• **The records**
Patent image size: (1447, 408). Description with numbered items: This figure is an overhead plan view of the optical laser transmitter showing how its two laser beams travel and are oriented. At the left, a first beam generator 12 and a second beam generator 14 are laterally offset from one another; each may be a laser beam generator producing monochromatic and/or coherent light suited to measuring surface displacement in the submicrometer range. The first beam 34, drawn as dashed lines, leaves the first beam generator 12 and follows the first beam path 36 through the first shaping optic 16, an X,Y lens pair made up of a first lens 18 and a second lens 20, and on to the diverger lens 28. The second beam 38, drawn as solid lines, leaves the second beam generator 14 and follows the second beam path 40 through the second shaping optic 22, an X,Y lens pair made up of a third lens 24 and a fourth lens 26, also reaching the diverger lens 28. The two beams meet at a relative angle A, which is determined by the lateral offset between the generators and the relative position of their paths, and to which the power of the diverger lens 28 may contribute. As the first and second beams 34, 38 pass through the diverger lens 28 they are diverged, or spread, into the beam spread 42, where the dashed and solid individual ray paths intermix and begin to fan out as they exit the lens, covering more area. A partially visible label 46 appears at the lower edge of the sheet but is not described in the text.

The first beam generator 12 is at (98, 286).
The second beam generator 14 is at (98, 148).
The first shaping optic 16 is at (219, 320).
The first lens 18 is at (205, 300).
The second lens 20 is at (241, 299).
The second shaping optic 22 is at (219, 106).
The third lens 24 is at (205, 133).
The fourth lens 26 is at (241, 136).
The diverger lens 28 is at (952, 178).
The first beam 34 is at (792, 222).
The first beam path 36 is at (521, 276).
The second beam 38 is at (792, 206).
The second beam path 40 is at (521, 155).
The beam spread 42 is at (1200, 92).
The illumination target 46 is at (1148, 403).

...

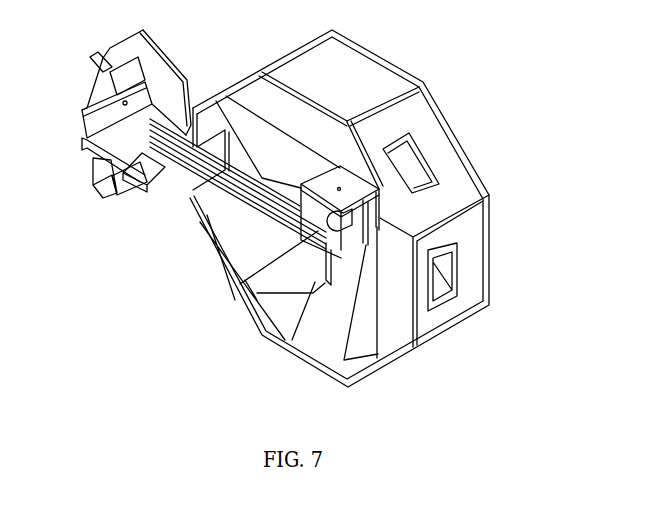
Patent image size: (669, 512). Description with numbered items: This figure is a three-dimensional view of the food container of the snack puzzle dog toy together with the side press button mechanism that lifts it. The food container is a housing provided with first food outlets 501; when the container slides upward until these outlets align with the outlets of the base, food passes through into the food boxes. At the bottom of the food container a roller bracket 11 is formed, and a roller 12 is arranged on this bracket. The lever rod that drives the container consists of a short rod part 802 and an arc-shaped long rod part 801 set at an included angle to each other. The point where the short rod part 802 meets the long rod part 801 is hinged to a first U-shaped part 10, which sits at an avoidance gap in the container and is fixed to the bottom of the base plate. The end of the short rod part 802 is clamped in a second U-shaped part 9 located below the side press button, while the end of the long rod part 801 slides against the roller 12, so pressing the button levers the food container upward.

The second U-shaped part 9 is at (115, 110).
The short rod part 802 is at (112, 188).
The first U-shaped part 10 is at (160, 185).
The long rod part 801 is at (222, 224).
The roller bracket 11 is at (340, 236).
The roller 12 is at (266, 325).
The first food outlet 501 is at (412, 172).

...

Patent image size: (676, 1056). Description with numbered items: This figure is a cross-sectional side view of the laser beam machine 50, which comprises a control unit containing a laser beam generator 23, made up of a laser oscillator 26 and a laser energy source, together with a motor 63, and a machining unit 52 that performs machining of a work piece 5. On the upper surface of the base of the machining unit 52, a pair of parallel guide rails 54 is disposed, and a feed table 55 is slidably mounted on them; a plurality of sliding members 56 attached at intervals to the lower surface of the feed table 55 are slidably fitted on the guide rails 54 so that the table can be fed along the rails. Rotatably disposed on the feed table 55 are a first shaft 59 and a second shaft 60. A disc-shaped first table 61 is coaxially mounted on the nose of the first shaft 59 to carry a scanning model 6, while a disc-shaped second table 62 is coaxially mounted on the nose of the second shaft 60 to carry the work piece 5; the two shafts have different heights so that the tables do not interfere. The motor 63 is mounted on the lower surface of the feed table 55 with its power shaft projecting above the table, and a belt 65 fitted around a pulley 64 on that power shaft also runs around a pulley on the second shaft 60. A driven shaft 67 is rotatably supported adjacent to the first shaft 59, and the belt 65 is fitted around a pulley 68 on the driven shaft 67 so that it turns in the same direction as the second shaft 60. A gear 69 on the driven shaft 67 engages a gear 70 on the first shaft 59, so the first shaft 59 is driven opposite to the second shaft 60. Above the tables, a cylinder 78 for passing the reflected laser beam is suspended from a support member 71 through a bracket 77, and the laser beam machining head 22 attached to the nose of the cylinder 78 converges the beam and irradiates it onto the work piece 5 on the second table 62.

• **Problem description**
Update the lines starting with the line that contains "Patent image size: (669, 512)." and going on through the line that contains "The first food outlet 501 is at (412, 172).", replacing "food container" with "treat container" and leaving everything else unchanged.

• **Reply to the exercise**
Patent image size: (669, 512). Description with numbered items: This figure is a three-dimensional view of the treat container of the snack puzzle dog toy together with the side press button mechanism that lifts it. The treat container is a housing provided with first food outlets 501; when the container slides upward until these outlets align with the outlets of the base, food passes through into the food boxes. At the bottom of the treat container a roller bracket 11 is formed, and a roller 12 is arranged on this bracket. The lever rod that drives the container consists of a short rod part 802 and an arc-shaped long rod part 801 set at an included angle to each other. The point where the short rod part 802 meets the long rod part 801 is hinged to a first U-shaped part 10, which sits at an avoidance gap in the container and is fixed to the bottom of the base plate. The end of the short rod part 802 is clamped in a second U-shaped part 9 located below the side press button, while the end of the long rod part 801 slides against the roller 12, so pressing the button levers the treat container upward.

The second U-shaped part 9 is at (115, 110).
The short rod part 802 is at (112, 188).
The first U-shaped part 10 is at (160, 185).
The long rod part 801 is at (222, 224).
The roller bracket 11 is at (340, 236).
The roller 12 is at (266, 325).
The first food outlet 501 is at (412, 172).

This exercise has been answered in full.